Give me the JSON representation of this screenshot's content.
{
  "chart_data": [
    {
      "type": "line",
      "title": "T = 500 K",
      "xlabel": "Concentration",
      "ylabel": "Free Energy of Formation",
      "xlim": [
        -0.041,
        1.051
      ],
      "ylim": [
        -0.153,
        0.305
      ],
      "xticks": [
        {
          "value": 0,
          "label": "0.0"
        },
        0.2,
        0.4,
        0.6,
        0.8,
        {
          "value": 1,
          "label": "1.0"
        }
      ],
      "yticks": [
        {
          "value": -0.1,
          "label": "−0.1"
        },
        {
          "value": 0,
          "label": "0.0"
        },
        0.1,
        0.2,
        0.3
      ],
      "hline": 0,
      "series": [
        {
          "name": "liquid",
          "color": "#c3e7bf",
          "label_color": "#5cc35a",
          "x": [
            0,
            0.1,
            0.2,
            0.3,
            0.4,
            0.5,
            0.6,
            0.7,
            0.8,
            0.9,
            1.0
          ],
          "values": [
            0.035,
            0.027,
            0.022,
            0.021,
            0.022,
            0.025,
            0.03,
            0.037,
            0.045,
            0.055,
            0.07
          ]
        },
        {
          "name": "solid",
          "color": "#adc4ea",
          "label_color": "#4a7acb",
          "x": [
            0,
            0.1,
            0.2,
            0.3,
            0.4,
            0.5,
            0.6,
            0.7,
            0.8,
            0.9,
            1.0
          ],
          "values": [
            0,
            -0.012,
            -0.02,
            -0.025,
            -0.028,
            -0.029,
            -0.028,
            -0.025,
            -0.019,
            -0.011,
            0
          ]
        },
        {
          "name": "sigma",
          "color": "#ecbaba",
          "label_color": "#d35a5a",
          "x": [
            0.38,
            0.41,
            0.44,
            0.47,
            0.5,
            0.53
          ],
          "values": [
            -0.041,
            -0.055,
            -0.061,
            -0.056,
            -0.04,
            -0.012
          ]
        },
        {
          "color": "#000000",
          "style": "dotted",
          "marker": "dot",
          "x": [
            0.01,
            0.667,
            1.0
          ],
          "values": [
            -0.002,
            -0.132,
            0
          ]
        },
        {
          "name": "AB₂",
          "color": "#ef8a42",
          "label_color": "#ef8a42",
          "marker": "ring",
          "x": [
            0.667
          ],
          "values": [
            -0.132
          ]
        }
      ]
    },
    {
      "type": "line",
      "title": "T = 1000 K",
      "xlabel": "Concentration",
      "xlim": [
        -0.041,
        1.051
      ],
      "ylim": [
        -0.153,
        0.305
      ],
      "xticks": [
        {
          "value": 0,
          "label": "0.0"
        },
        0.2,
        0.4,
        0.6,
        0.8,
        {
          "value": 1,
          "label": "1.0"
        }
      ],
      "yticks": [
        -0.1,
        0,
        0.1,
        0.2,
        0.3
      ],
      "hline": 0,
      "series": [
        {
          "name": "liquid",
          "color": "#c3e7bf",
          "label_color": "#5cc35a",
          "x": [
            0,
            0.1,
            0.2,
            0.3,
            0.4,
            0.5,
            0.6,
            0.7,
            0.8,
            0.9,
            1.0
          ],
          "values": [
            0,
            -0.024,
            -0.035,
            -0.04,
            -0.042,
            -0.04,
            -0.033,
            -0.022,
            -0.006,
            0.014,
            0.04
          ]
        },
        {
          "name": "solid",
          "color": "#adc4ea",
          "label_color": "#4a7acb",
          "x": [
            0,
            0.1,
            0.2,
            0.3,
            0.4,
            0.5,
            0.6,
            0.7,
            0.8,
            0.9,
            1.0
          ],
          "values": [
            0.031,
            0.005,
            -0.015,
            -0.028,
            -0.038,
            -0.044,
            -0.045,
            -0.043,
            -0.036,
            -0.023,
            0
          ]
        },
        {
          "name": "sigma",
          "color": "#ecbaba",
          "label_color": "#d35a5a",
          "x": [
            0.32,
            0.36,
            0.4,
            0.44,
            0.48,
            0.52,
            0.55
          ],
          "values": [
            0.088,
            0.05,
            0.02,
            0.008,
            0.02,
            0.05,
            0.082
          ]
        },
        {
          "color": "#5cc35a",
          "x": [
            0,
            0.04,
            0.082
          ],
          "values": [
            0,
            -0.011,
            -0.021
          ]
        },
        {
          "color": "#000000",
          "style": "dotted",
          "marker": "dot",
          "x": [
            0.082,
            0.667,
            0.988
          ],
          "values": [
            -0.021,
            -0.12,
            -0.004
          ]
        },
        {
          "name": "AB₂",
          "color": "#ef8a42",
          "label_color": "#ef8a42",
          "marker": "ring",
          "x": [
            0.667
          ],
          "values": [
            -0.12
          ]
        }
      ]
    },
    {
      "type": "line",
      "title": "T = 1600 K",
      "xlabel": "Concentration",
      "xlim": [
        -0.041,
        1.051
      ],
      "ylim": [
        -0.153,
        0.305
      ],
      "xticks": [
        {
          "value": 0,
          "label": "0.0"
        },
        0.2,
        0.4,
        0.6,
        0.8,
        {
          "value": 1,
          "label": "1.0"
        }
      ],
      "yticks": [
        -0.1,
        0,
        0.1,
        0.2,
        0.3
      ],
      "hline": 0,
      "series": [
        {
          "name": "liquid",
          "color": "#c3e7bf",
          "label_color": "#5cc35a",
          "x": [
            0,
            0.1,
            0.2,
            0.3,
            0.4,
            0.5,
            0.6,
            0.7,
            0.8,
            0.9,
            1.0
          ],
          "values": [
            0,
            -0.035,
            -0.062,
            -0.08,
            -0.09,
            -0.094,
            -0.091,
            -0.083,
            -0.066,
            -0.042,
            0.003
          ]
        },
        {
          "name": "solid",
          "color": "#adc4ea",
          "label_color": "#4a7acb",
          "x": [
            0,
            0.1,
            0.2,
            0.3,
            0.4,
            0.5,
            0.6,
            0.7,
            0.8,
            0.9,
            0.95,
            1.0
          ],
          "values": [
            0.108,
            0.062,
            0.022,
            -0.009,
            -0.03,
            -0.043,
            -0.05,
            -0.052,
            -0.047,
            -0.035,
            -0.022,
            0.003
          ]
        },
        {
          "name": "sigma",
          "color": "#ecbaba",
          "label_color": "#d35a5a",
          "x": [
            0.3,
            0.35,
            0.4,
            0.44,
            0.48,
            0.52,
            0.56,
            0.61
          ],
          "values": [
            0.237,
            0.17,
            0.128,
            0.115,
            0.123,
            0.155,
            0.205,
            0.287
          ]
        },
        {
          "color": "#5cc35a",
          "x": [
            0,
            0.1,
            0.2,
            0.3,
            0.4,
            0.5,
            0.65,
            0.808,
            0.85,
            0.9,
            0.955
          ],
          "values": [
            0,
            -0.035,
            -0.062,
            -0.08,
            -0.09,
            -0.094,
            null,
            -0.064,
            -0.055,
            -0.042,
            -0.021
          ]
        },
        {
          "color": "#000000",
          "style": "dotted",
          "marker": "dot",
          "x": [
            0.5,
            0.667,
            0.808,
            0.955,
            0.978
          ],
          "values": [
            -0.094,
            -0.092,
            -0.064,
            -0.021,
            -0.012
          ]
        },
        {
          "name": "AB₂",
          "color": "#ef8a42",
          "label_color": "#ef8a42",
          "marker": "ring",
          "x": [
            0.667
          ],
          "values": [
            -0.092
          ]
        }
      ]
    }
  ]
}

------------------------------------------------------------------------

▶ **THE REQUEST**:
All the entries above need to be reproduced exactly.

▶ **RESPONSE FOR THIS EXERCISE**:
Give me the JSON representation of this screenshot's content.
{
  "chart_data": [
    {
      "type": "line",
      "title": "T = 500 K",
      "xlabel": "Concentration",
      "ylabel": "Free Energy of Formation",
      "xlim": [
        -0.041,
        1.051
      ],
      "ylim": [
        -0.153,
        0.305
      ],
      "xticks": [
        {
          "value": 0,
          "label": "0.0"
        },
        0.2,
        0.4,
        0.6,
        0.8,
        {
          "value": 1,
          "label": "1.0"
        }
      ],
      "yticks": [
        {
          "value": -0.1,
          "label": "−0.1"
        },
        {
          "value": 0,
          "label": "0.0"
        },
        0.1,
        0.2,
        0.3
      ],
      "hline": 0,
      "series": [
        {
          "name": "liquid",
          "color": "#c3e7bf",
          "label_color": "#5cc35a",
          "x": [
            0,
            0.1,
            0.2,
            0.3,
            0.4,
            0.5,
            0.6,
            0.7,
            0.8,
            0.9,
            1.0
          ],
          "values": [
            0.035,
            0.027,
            0.022,
            0.021,
            0.022,
            0.025,
            0.03,
            0.037,
            0.045,
            0.055,
            0.07
          ]
        },
        {
          "name": "solid",
          "color": "#adc4ea",
          "label_color": "#4a7acb",
          "x": [
            0,
            0.1,
            0.2,
            0.3,
            0.4,
            0.5,
            0.6,
            0.7,
            0.8,
            0.9,
            1.0
          ],
          "values": [
            0,
            -0.012,
            -0.02,
            -0.025,
            -0.028,
            -0.029,
            -0.028,
            -0.025,
            -0.019,
            -0.011,
            0
          ]
        },
        {
          "name": "sigma",
          "color": "#ecbaba",
          "label_color": "#d35a5a",
          "x": [
            0.38,
            0.41,
            0.44,
            0.47,
            0.5,
            0.53
          ],
          "values": [
            -0.041,
            -0.055,
            -0.061,
            -0.056,
            -0.04,
            -0.012
          ]
        },
        {
          "color": "#000000",
          "style": "dotted",
          "marker": "dot",
          "x": [
            0.01,
            0.667,
            1.0
          ],
          "values": [
            -0.002,
            -0.132,
            0
          ]
        },
        {
          "name": "AB₂",
          "color": "#ef8a42",
          "label_color": "#ef8a42",
          "marker": "ring",
          "x": [
            0.667
          ],
          "values": [
            -0.132
          ]
        }
      ]
    },
    {
      "type": "line",
      "title": "T = 1000 K",
      "xlabel": "Concentration",
      "xlim": [
        -0.041,
        1.051
      ],
      "ylim": [
        -0.153,
        0.305
      ],
      "xticks": [
        {
          "value": 0,
          "label": "0.0"
        },
        0.2,
        0.4,
        0.6,
        0.8,
        {
          "value": 1,
          "label": "1.0"
        }
      ],
      "yticks": [
        -0.1,
        0,
        0.1,
        0.2,
        0.3
      ],
      "hline": 0,
      "series": [
        {
          "name": "liquid",
          "color": "#c3e7bf",
          "label_color": "#5cc35a",
          "x": [
            0,
            0.1,
            0.2,
            0.3,
            0.4,
            0.5,
            0.6,
            0.7,
            0.8,
            0.9,
            1.0
          ],
          "values": [
            0,
            -0.024,
            -0.035,
            -0.04,
            -0.042,
            -0.04,
            -0.033,
            -0.022,
            -0.006,
            0.014,
            0.04
          ]
        },
        {
          "name": "solid",
          "color": "#adc4ea",
          "label_color": "#4a7acb",
          "x": [
            0,
            0.1,
            0.2,
            0.3,
            0.4,
            0.5,
            0.6,
            0.7,
            0.8,
            0.9,
            1.0
          ],
          "values": [
            0.031,
            0.005,
            -0.015,
            -0.028,
            -0.038,
            -0.044,
            -0.045,
            -0.043,
            -0.036,
            -0.023,
            0
          ]
        },
        {
          "name": "sigma",
          "color": "#ecbaba",
          "label_color": "#d35a5a",
          "x": [
            0.32,
            0.36,
            0.4,
            0.44,
            0.48,
            0.52,
            0.55
          ],
          "values": [
            0.088,
            0.05,
            0.02,
            0.008,
            0.02,
            0.05,
            0.082
          ]
        },
        {
          "color": "#5cc35a",
          "x": [
            0,
            0.04,
            0.082
          ],
          "values": [
            0,
            -0.011,
            -0.021
          ]
        },
        {
          "color": "#000000",
          "style": "dotted",
          "marker": "dot",
          "x": [
            0.082,
            0.667,
            0.988
          ],
          "values": [
            -0.021,
            -0.12,
            -0.004
          ]
        },
        {
          "name": "AB₂",
          "color": "#ef8a42",
          "label_color": "#ef8a42",
          "marker": "ring",
          "x": [
            0.667
          ],
          "values": [
            -0.12
          ]
        }
      ]
    },
    {
      "type": "line",
      "title": "T = 1600 K",
      "xlabel": "Concentration",
      "xlim": [
        -0.041,
        1.051
      ],
      "ylim": [
        -0.153,
        0.305
      ],
      "xticks": [
        {
          "value": 0,
          "label": "0.0"
        },
        0.2,
        0.4,
        0.6,
        0.8,
        {
          "value": 1,
          "label": "1.0"
        }
      ],
      "yticks": [
        -0.1,
        0,
        0.1,
        0.2,
        0.3
      ],
      "hline": 0,
      "series": [
        {
          "name": "liquid",
          "color": "#c3e7bf",
          "label_color": "#5cc35a",
          "x": [
            0,
            0.1,
            0.2,
            0.3,
            0.4,
            0.5,
            0.6,
            0.7,
            0.8,
            0.9,
            1.0
          ],
          "values": [
            0,
            -0.035,
            -0.062,
            -0.08,
            -0.09,
            -0.094,
            -0.091,
            -0.083,
            -0.066,
            -0.042,
            0.003
          ]
        },
        {
          "name": "solid",
          "color": "#adc4ea",
          "label_color": "#4a7acb",
          "x": [
            0,
            0.1,
            0.2,
            0.3,
            0.4,
            0.5,
            0.6,
            0.7,
            0.8,
            0.9,
            0.95,
            1.0
          ],
          "values": [
            0.108,
            0.062,
            0.022,
            -0.009,
            -0.03,
            -0.043,
            -0.05,
            -0.052,
            -0.047,
            -0.035,
            -0.022,
            0.003
          ]
        },
        {
          "name": "sigma",
          "color": "#ecbaba",
          "label_color": "#d35a5a",
          "x": [
            0.3,
            0.35,
            0.4,
            0.44,
            0.48,
            0.52,
            0.56,
            0.61
          ],
          "values": [
            0.237,
            0.17,
            0.128,
            0.115,
            0.123,
            0.155,
            0.205,
            0.287
          ]
        },
        {
          "color": "#5cc35a",
          "x": [
            0,
            0.1,
            0.2,
            0.3,
            0.4,
            0.5,
            0.65,
            0.808,
            0.85,
            0.9,
            0.955
          ],
          "values": [
            0,
            -0.035,
            -0.062,
            -0.08,
            -0.09,
            -0.094,
            null,
            -0.064,
            -0.055,
            -0.042,
            -0.021
          ]
        },
        {
          "color": "#000000",
          "style": "dotted",
          "marker": "dot",
          "x": [
            0.5,
            0.667,
            0.808,
            0.955,
            0.978
          ],
          "values": [
            -0.094,
            -0.092,
            -0.064,
            -0.021,
            -0.012
          ]
        },
        {
          "name": "AB₂",
          "color": "#ef8a42",
          "label_color": "#ef8a42",
          "marker": "ring",
          "x": [
            0.667
          ],
          "values": [
            -0.092
          ]
        }
      ]
    }
  ]
}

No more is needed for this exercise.